***** Supplied information

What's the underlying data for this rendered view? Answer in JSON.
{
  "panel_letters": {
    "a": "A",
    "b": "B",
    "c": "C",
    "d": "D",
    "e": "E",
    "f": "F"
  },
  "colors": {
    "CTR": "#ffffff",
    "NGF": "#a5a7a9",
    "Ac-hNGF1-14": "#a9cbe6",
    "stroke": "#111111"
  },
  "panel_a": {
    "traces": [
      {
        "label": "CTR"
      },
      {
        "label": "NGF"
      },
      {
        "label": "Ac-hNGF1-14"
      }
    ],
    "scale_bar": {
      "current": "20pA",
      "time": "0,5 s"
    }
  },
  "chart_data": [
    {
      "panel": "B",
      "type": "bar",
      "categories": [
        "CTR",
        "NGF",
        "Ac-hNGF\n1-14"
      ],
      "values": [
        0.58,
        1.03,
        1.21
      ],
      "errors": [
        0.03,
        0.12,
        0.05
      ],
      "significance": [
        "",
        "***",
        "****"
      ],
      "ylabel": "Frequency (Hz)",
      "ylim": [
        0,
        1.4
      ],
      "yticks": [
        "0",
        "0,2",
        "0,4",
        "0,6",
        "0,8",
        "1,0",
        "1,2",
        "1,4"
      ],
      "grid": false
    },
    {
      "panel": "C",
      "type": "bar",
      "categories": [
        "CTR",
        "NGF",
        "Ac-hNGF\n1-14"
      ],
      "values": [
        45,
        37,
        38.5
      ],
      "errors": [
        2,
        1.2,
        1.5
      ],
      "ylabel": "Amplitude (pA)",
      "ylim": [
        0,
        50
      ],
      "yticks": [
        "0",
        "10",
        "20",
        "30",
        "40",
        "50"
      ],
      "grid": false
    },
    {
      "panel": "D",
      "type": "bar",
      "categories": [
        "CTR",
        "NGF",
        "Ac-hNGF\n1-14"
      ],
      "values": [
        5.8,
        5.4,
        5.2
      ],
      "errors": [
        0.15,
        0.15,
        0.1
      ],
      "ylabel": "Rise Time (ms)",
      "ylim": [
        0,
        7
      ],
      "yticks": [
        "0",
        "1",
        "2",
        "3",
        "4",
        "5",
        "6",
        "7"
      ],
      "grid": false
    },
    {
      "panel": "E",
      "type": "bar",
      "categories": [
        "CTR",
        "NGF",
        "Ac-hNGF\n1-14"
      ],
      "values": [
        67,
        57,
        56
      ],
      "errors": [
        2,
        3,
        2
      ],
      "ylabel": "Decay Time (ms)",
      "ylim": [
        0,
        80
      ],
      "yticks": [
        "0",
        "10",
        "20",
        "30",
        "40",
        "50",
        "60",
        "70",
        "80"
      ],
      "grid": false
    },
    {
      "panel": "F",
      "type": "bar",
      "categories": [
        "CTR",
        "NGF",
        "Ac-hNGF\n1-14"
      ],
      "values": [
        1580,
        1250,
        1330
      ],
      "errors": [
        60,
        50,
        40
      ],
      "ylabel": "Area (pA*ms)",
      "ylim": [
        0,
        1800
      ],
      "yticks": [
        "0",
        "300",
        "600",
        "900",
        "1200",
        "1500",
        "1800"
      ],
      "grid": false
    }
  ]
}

**********

● Exercise aim
In the material above, find each line that contains the word "ylabel", and select it.

● Full response
      "ylabel": "Frequency (Hz)",
      "ylabel": "Amplitude (pA)",
      "ylabel": "Rise Time (ms)",
      "ylabel": "Decay Time (ms)",
      "ylabel": "Area (pA*ms)",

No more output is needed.